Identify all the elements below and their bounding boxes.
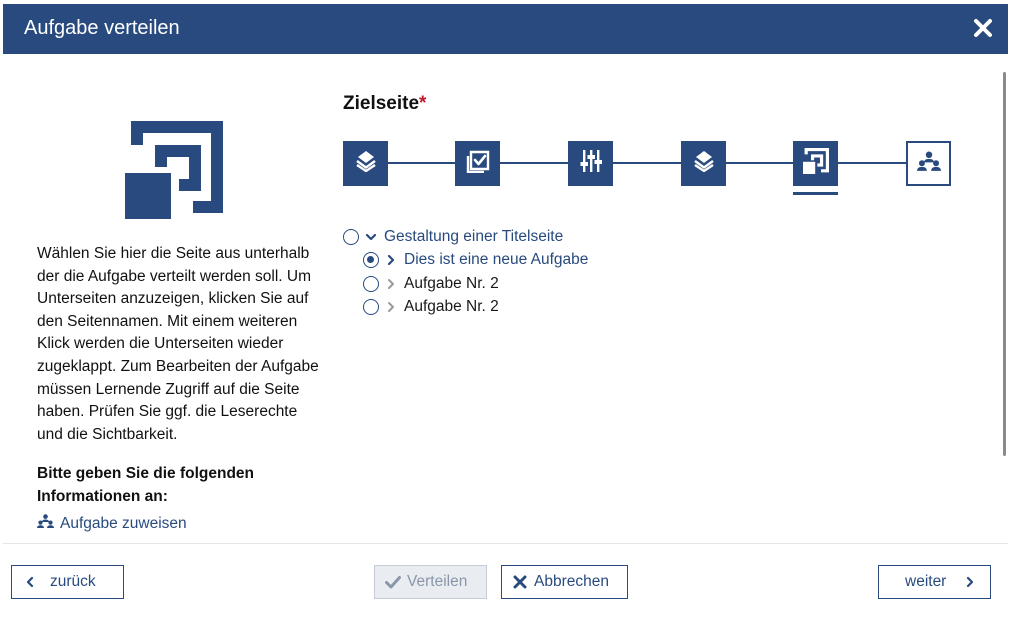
- distribute-button[interactable]: Verteilen: [374, 565, 487, 599]
- dialog-title: Aufgabe verteilen: [24, 17, 180, 39]
- tree-node-radio[interactable]: [363, 299, 379, 315]
- chevron-left-icon: [24, 576, 36, 588]
- step-6-button[interactable]: [906, 141, 951, 186]
- users-group-icon: [37, 514, 54, 533]
- layers-icon: [354, 150, 378, 177]
- page-select-icon: [802, 148, 829, 179]
- step-2-button[interactable]: [455, 141, 500, 186]
- next-label: weiter: [905, 573, 947, 590]
- next-button[interactable]: weiter: [878, 565, 991, 599]
- tree-node-label[interactable]: Dies ist eine neue Aufgabe: [404, 251, 588, 269]
- page-select-icon: [125, 121, 223, 224]
- active-step-indicator: [793, 192, 838, 195]
- users-group-icon: [916, 151, 941, 176]
- tree-node: Gestaltung einer Titelseite: [343, 228, 563, 246]
- assign-task-label: Aufgabe zuweisen: [60, 514, 187, 532]
- tree-node-radio[interactable]: [363, 252, 379, 268]
- distribute-label: Verteilen: [407, 573, 468, 590]
- scrollbar[interactable]: [1003, 72, 1006, 456]
- assign-task-link[interactable]: Aufgabe zuweisen: [37, 514, 187, 533]
- cancel-button[interactable]: Abbrechen: [501, 565, 628, 599]
- tree-node-radio[interactable]: [343, 229, 359, 245]
- tree-node-label[interactable]: Gestaltung einer Titelseite: [384, 228, 563, 246]
- tree-node-label[interactable]: Aufgabe Nr. 2: [404, 298, 499, 316]
- chevron-down-icon[interactable]: [364, 230, 378, 244]
- back-label: zurück: [50, 573, 96, 590]
- tree-node: Aufgabe Nr. 2: [363, 275, 499, 293]
- check-icon: [385, 575, 401, 589]
- dialog-header: Aufgabe verteilen: [3, 4, 1008, 54]
- tree-node-label[interactable]: Aufgabe Nr. 2: [404, 275, 499, 293]
- layers-icon: [692, 150, 716, 177]
- tree-node-radio[interactable]: [363, 276, 379, 292]
- section-title-text: Zielseite: [343, 93, 420, 114]
- required-mark: *: [419, 93, 427, 114]
- chevron-right-icon[interactable]: [384, 300, 398, 314]
- checkbox-icon: [466, 149, 490, 178]
- step-1-button[interactable]: [343, 141, 388, 186]
- wizard-progress-line: [363, 162, 933, 164]
- back-button[interactable]: zurück: [11, 565, 124, 599]
- sliders-icon: [580, 149, 602, 178]
- distribute-task-dialog: Aufgabe verteilen Wählen Sie hier die Se…: [3, 4, 1008, 618]
- chevron-right-icon[interactable]: [384, 253, 398, 267]
- step-3-button[interactable]: [568, 141, 613, 186]
- cancel-label: Abbrechen: [534, 573, 609, 590]
- section-title: Zielseite*: [343, 93, 426, 115]
- info-title: Bitte geben Sie die folgenden Informatio…: [37, 465, 255, 505]
- close-icon[interactable]: [972, 17, 994, 39]
- step-4-button[interactable]: [681, 141, 726, 186]
- chevron-right-icon: [964, 576, 976, 588]
- chevron-right-icon[interactable]: [384, 277, 398, 291]
- tree-node: Dies ist eine neue Aufgabe: [363, 251, 588, 269]
- step-5-button-active[interactable]: [793, 141, 838, 186]
- tree-node: Aufgabe Nr. 2: [363, 298, 499, 316]
- help-text: Wählen Sie hier die Seite aus unterhalb …: [37, 245, 319, 443]
- close-x-icon: [513, 575, 527, 589]
- footer-divider: [3, 543, 1008, 544]
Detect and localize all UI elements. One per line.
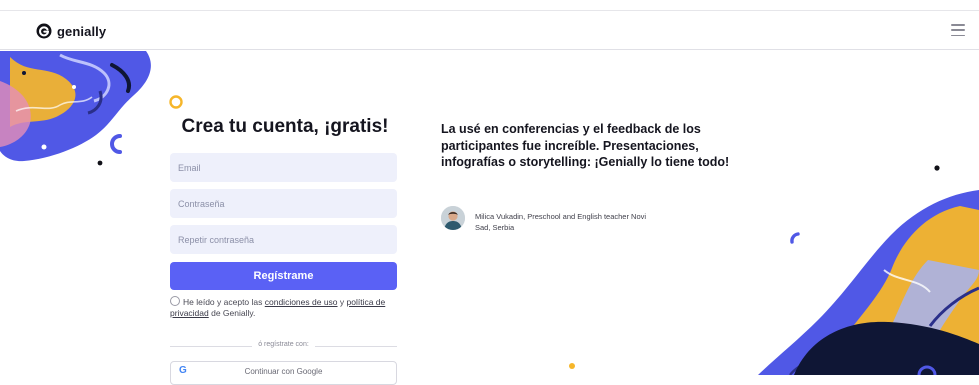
terms-consent: He leído y acepto las condiciones de uso…	[170, 296, 400, 319]
terms-suffix: de Genially.	[208, 308, 256, 318]
decorative-yellow-dot	[569, 363, 575, 369]
signup-title: Crea tu cuenta, ¡gratis!	[181, 116, 389, 137]
email-field[interactable]	[170, 153, 397, 182]
terms-connector: y	[337, 297, 347, 307]
register-button[interactable]: Regístrame	[170, 262, 397, 290]
brand-name: genially	[57, 23, 107, 39]
top-navigation-bar: genially	[0, 10, 979, 50]
decorative-blob-bottom-right	[758, 165, 979, 375]
genially-logo[interactable]: genially	[36, 23, 106, 39]
genially-logo-icon	[36, 23, 52, 39]
terms-of-use-link[interactable]: condiciones de uso	[265, 297, 338, 307]
terms-prefix: He leído y acepto las	[183, 297, 265, 307]
alt-signup-divider: ó regístrate con:	[170, 341, 397, 351]
repeat-password-field[interactable]	[170, 225, 397, 254]
divider-line-right	[315, 346, 397, 347]
testimonial-quote: La usé en conferencias y el feedback de …	[441, 122, 730, 169]
password-field[interactable]	[170, 189, 397, 218]
terms-radio[interactable]	[170, 296, 180, 306]
google-signup-button[interactable]: G Continuar con Google	[170, 361, 397, 385]
hamburger-menu-icon[interactable]	[951, 24, 965, 36]
author-photo	[441, 206, 465, 230]
testimonial-author: Milica Vukadin, Preschool and English te…	[475, 212, 647, 232]
author-avatar	[441, 206, 465, 230]
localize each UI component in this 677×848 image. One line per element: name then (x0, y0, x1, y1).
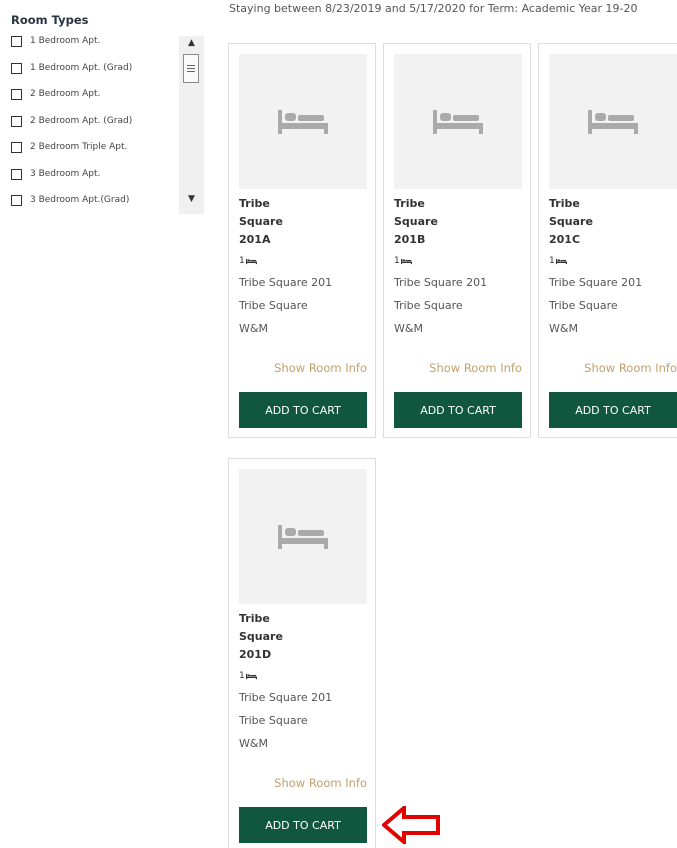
bed-icon (245, 673, 257, 679)
add-to-cart-button[interactable]: ADD TO CART (549, 392, 677, 428)
checkbox[interactable] (11, 62, 22, 74)
room-type-option[interactable]: 3 Bedroom Apt.(Grad) (11, 195, 181, 214)
bed-count: 1 (549, 256, 567, 266)
area-name: Tribe Square (394, 299, 463, 312)
room-type-option[interactable]: 2 Bedroom Apt. (Grad) (11, 115, 181, 143)
checkbox[interactable] (11, 115, 22, 127)
bed-count-value: 1 (394, 256, 400, 266)
bed-icon (245, 258, 257, 264)
show-room-info-link[interactable]: Show Room Info (549, 361, 677, 375)
room-types-heading: Room Types (11, 13, 89, 27)
bed-icon (433, 109, 483, 134)
room-type-label: 2 Bedroom Triple Apt. (30, 142, 128, 152)
campus-name: W&M (394, 322, 423, 335)
room-type-option[interactable]: 3 Bedroom Apt. (11, 168, 181, 196)
bed-count: 1 (239, 671, 257, 681)
room-image-placeholder (394, 54, 522, 189)
room-type-option[interactable]: 2 Bedroom Triple Apt. (11, 142, 181, 169)
building-line: Tribe Square 201 (239, 691, 333, 704)
building-line: Tribe Square 201 (239, 276, 333, 289)
room-type-option[interactable]: 1 Bedroom Apt. (Grad) (11, 62, 181, 90)
room-type-label: 3 Bedroom Apt.(Grad) (30, 195, 130, 205)
area-name: Tribe Square (239, 714, 308, 727)
room-image-placeholder (239, 54, 367, 189)
scroll-up-arrow-icon[interactable]: ▲ (179, 36, 204, 52)
show-room-info-link[interactable]: Show Room Info (239, 776, 367, 790)
room-title: Tribe Square 201D (239, 612, 283, 661)
stay-dates-text: Staying between 8/23/2019 and 5/17/2020 … (229, 2, 638, 15)
room-type-label: 2 Bedroom Apt. (Grad) (30, 115, 133, 126)
room-types-filter: Room Types 1 Bedroom Apt. 1 Bedroom Apt.… (11, 12, 211, 214)
checkbox[interactable] (11, 168, 22, 180)
room-title: Tribe Square 201B (394, 197, 438, 246)
bed-icon (278, 109, 328, 134)
room-card: Tribe Square 201C 1 Tribe Square 201 Tri… (538, 43, 677, 438)
list-scrollbar[interactable]: ▲ ▼ (179, 36, 204, 214)
building-line: Tribe Square 201 (394, 276, 488, 289)
room-types-list[interactable]: 1 Bedroom Apt. 1 Bedroom Apt. (Grad) 2 B… (11, 36, 211, 214)
room-card: Tribe Square 201D 1 Tribe Square 201 Tri… (228, 458, 376, 848)
checkbox[interactable] (11, 195, 22, 206)
red-arrow-icon (382, 806, 440, 844)
scroll-down-arrow-icon[interactable]: ▼ (179, 190, 204, 208)
area-name: Tribe Square (549, 299, 618, 312)
room-type-label: 1 Bedroom Apt. (Grad) (30, 62, 133, 73)
room-image-placeholder (239, 469, 367, 604)
room-card: Tribe Square 201B 1 Tribe Square 201 Tri… (383, 43, 531, 438)
bed-icon (400, 258, 412, 264)
show-room-info-link[interactable]: Show Room Info (394, 361, 522, 375)
room-type-option[interactable]: 1 Bedroom Apt. (11, 36, 181, 63)
room-type-option[interactable]: 2 Bedroom Apt. (11, 89, 181, 116)
bed-icon (588, 109, 638, 134)
bed-count: 1 (239, 256, 257, 266)
room-image-placeholder (549, 54, 677, 189)
bed-count-value: 1 (239, 671, 245, 681)
bed-count: 1 (394, 256, 412, 266)
room-title: Tribe Square 201A (239, 197, 283, 246)
room-type-label: 2 Bedroom Apt. (30, 89, 101, 99)
checkbox[interactable] (11, 36, 22, 47)
add-to-cart-button[interactable]: ADD TO CART (239, 392, 367, 428)
campus-name: W&M (239, 322, 268, 335)
campus-name: W&M (549, 322, 578, 335)
room-type-label: 3 Bedroom Apt. (30, 168, 101, 179)
campus-name: W&M (239, 737, 268, 750)
bed-icon (278, 524, 328, 549)
checkbox[interactable] (11, 142, 22, 153)
checkbox[interactable] (11, 89, 22, 100)
room-card: Tribe Square 201A 1 Tribe Square 201 Tri… (228, 43, 376, 438)
add-to-cart-button[interactable]: ADD TO CART (239, 807, 367, 843)
building-line: Tribe Square 201 (549, 276, 643, 289)
bed-count-value: 1 (549, 256, 555, 266)
scroll-thumb[interactable] (183, 54, 199, 83)
area-name: Tribe Square (239, 299, 308, 312)
add-to-cart-button[interactable]: ADD TO CART (394, 392, 522, 428)
bed-count-value: 1 (239, 256, 245, 266)
show-room-info-link[interactable]: Show Room Info (239, 361, 367, 375)
bed-icon (555, 258, 567, 264)
room-title: Tribe Square 201C (549, 197, 593, 246)
room-type-label: 1 Bedroom Apt. (30, 36, 101, 46)
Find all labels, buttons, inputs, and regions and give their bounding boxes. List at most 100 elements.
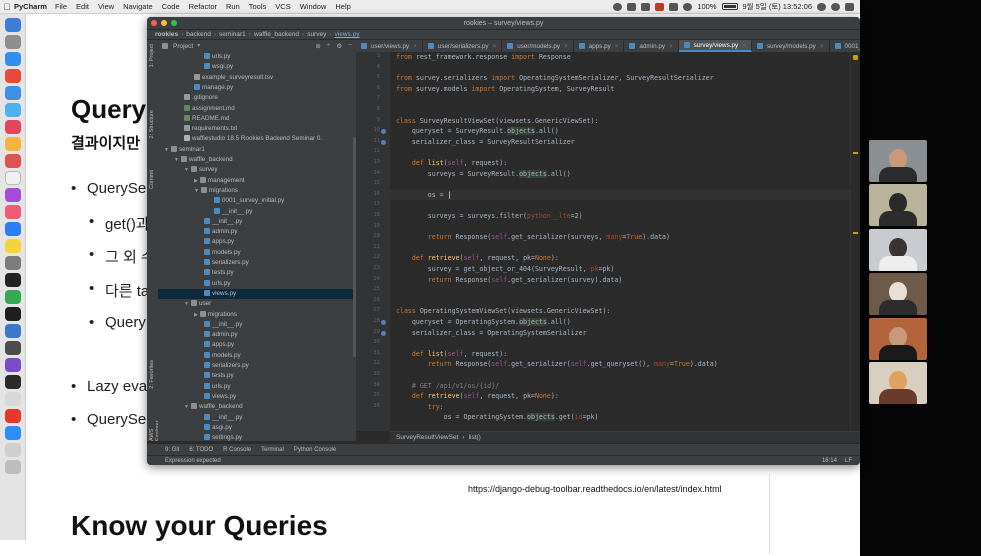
messages-icon[interactable] — [4, 103, 21, 117]
participant-video[interactable] — [869, 184, 927, 226]
menu-edit[interactable]: Edit — [76, 2, 89, 11]
tree-file[interactable]: manage.py — [158, 83, 356, 93]
datagrip-icon[interactable] — [4, 375, 21, 389]
tree-file[interactable]: asgi.py — [158, 423, 356, 433]
tree-file[interactable]: models.py — [158, 248, 356, 258]
tree-folder[interactable]: ▼ survey — [158, 165, 356, 175]
close-tab-icon[interactable]: × — [742, 42, 746, 49]
control-center-icon[interactable] — [845, 2, 854, 11]
participant-video[interactable] — [869, 140, 927, 182]
calendar-icon[interactable] — [4, 154, 21, 168]
safari-icon[interactable] — [4, 52, 21, 66]
breadcrumb-item[interactable]: backend — [186, 31, 211, 38]
chrome-icon[interactable] — [4, 69, 21, 83]
app-icon[interactable] — [4, 290, 21, 304]
menu-code[interactable]: Code — [162, 2, 180, 11]
tree-file[interactable]: apps.py — [158, 237, 356, 247]
tree-file[interactable]: __init__.py — [158, 207, 356, 217]
chevron-down-icon[interactable]: ▼ — [184, 404, 189, 410]
tree-file[interactable]: admin.py — [158, 330, 356, 340]
tree-file[interactable]: README.md — [158, 114, 356, 124]
close-tab-icon[interactable]: × — [413, 43, 417, 50]
terminal-icon[interactable] — [4, 273, 21, 287]
tree-folder[interactable]: ▼ seminar1 — [158, 145, 356, 155]
menu-tools[interactable]: Tools — [249, 2, 267, 11]
tree-file[interactable]: example_surveyresult.tsv — [158, 73, 356, 83]
tree-file[interactable]: settings.py — [158, 433, 356, 441]
breadcrumb-item-active[interactable]: views.py — [335, 31, 360, 38]
app-icon[interactable] — [4, 324, 21, 338]
sync-icon[interactable] — [627, 2, 637, 11]
downloads-icon[interactable] — [4, 443, 21, 457]
gear-icon[interactable]: ⚙ — [336, 42, 342, 50]
editor-scrollbar[interactable] — [850, 52, 860, 431]
menu-vcs[interactable]: VCS — [275, 2, 290, 11]
menu-clock[interactable]: 9월 5일 (토) 13:52:06 — [743, 1, 812, 12]
music-icon[interactable] — [4, 205, 21, 219]
inspection-icon[interactable] — [853, 55, 858, 60]
zoom-icon[interactable] — [4, 426, 21, 440]
chevron-down-icon[interactable]: ▼ — [164, 147, 169, 153]
editor-tab[interactable]: 0001_survey_× — [830, 40, 860, 52]
menu-window[interactable]: Window — [300, 2, 327, 11]
settings-icon[interactable] — [4, 256, 21, 270]
tree-file[interactable]: urls.py — [158, 279, 356, 289]
code-crumb-class[interactable]: SurveyResultViewSet — [396, 434, 458, 441]
tree-file[interactable]: views.py — [158, 288, 356, 299]
tree-file[interactable]: 0001_survey_initial.py — [158, 196, 356, 206]
participant-video[interactable] — [869, 318, 927, 360]
override-marker-icon[interactable] — [381, 139, 386, 145]
tree-file[interactable]: serializers.py — [158, 258, 356, 268]
tree-file[interactable]: models.py — [158, 351, 356, 361]
line-separator[interactable]: LF — [845, 458, 852, 464]
tree-file[interactable]: waffiestudio 18.5 Rookies Backend Semina… — [158, 134, 356, 144]
editor-tab[interactable]: survey/views.py × — [678, 40, 752, 52]
editor-tab[interactable]: apps.py × — [574, 40, 625, 52]
project-tool-tab[interactable]: 1: Project — [149, 44, 155, 67]
project-dropdown[interactable]: Project — [173, 43, 193, 50]
code-editor[interactable]: from rest_framework.response import Resp… — [390, 52, 850, 431]
tree-file[interactable]: assignment.md — [158, 104, 356, 114]
tree-file[interactable]: requirements.txt — [158, 124, 356, 134]
error-stripe-mark[interactable] — [853, 152, 858, 154]
caret-position[interactable]: 16:14 — [822, 458, 837, 464]
commit-tool-tab[interactable]: Commit — [149, 170, 155, 189]
locate-icon[interactable]: ⊕ — [315, 42, 320, 50]
tree-file[interactable]: wsgi.py — [158, 62, 356, 72]
tree-folder[interactable]: ▼ waffle_backend — [158, 155, 356, 165]
bluetooth-icon[interactable] — [669, 2, 679, 11]
kakaotalk-icon[interactable] — [4, 239, 21, 253]
keyboard-icon[interactable] — [641, 2, 651, 11]
wifi-icon[interactable] — [683, 2, 693, 11]
participant-video[interactable] — [869, 273, 927, 315]
participant-video[interactable] — [869, 229, 927, 271]
tree-folder[interactable]: ▼ user — [158, 299, 356, 309]
participant-video[interactable] — [869, 362, 927, 404]
app-icon[interactable] — [4, 358, 21, 372]
app-menu[interactable]: PyCharm — [14, 2, 47, 11]
finder-icon[interactable] — [4, 18, 21, 32]
breadcrumb-item[interactable]: seminar1 — [219, 31, 246, 38]
close-tab-icon[interactable]: × — [615, 43, 619, 50]
notes-icon[interactable] — [4, 137, 21, 151]
python-console-button[interactable]: Python Console — [294, 447, 336, 453]
siri-icon[interactable] — [831, 2, 840, 11]
chevron-right-icon[interactable]: ▶ — [194, 312, 198, 318]
close-tab-icon[interactable]: × — [493, 43, 497, 50]
podcasts-icon[interactable] — [4, 188, 21, 202]
error-stripe-mark[interactable] — [853, 232, 858, 234]
collapse-icon[interactable]: ÷ — [327, 42, 331, 50]
mail-icon[interactable] — [4, 86, 21, 100]
menu-run[interactable]: Run — [226, 2, 240, 11]
pycharm-icon[interactable] — [4, 307, 21, 321]
search-icon[interactable] — [817, 2, 826, 11]
app-icon[interactable] — [4, 409, 21, 423]
chevron-down-icon[interactable]: ▼ — [194, 188, 199, 194]
structure-tool-tab[interactable]: 2: Structure — [149, 110, 155, 138]
trash-icon[interactable] — [4, 460, 21, 474]
reminders-icon[interactable] — [4, 171, 21, 185]
editor-tab[interactable]: user/serializers.py × — [423, 40, 503, 52]
chevron-down-icon[interactable]: ▼ — [184, 301, 189, 307]
favorites-tool-tab[interactable]: 2: Favorites — [149, 360, 155, 389]
chevron-down-icon[interactable]: ▼ — [174, 157, 179, 163]
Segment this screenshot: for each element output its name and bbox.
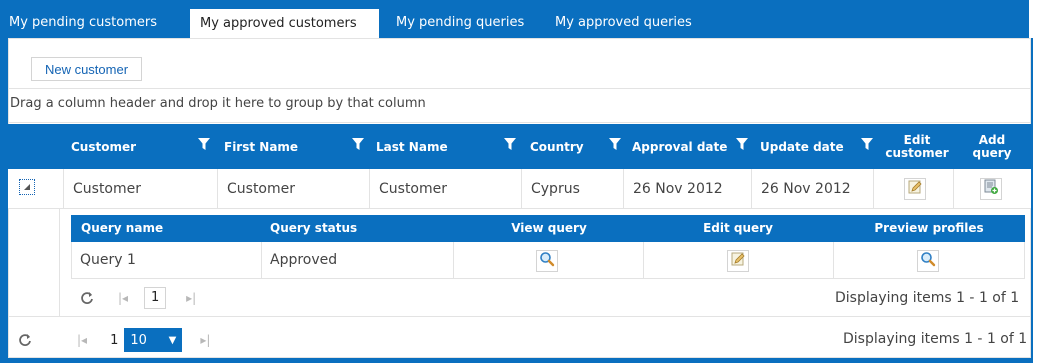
========================================
WHAT YOU HAVE TO DO: Print the rows from the line that contains "messages-icon[interactable] — [4, 103, 21, 117]" through the line that contains "datagrip-icon[interactable] — [4, 375, 21, 389]", reproducing each line without change.

EXERCISE ANSWER:
messages-icon[interactable] — [4, 103, 21, 117]
participant-video[interactable] — [869, 184, 927, 226]
menu-edit[interactable]: Edit — [76, 2, 89, 11]
tree-file[interactable]: manage.py — [158, 83, 356, 93]
datagrip-icon[interactable] — [4, 375, 21, 389]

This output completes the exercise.